» **Short problem**
List, from the lines below, each one with "nDeferral" in it.

» **Exercise materials**

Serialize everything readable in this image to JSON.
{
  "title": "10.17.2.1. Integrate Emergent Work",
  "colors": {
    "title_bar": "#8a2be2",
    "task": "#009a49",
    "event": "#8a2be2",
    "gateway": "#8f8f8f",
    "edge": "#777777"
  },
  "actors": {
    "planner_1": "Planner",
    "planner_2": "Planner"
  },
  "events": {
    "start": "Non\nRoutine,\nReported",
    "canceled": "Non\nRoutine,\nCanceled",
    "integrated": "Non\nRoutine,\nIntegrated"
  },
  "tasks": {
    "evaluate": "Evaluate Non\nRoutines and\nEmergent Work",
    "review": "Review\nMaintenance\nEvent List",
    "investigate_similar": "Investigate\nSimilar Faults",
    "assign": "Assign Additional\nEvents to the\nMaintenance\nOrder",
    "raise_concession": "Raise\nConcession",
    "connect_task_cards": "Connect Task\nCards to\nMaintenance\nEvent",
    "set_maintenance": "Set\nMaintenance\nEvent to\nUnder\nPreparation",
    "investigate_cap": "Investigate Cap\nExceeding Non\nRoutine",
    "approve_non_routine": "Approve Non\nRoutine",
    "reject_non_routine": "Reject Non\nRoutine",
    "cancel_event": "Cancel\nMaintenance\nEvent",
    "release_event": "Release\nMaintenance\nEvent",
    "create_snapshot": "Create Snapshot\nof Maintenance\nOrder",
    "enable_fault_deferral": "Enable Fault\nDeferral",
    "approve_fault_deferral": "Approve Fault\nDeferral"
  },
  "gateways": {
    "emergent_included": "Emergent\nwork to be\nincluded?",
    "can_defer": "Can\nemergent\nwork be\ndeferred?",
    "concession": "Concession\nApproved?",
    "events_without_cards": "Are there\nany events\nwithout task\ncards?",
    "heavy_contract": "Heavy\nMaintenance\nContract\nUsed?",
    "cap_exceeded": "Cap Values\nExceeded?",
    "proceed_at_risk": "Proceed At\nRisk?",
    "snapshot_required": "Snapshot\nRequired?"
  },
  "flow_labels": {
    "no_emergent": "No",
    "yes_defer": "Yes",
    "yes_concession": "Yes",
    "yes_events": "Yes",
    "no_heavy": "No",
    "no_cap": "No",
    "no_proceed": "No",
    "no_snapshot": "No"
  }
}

» **Result**
    "enable_fault_deferral": "Enable Fault\nDeferral",
    "approve_fault_deferral": "Approve Fault\nDeferral"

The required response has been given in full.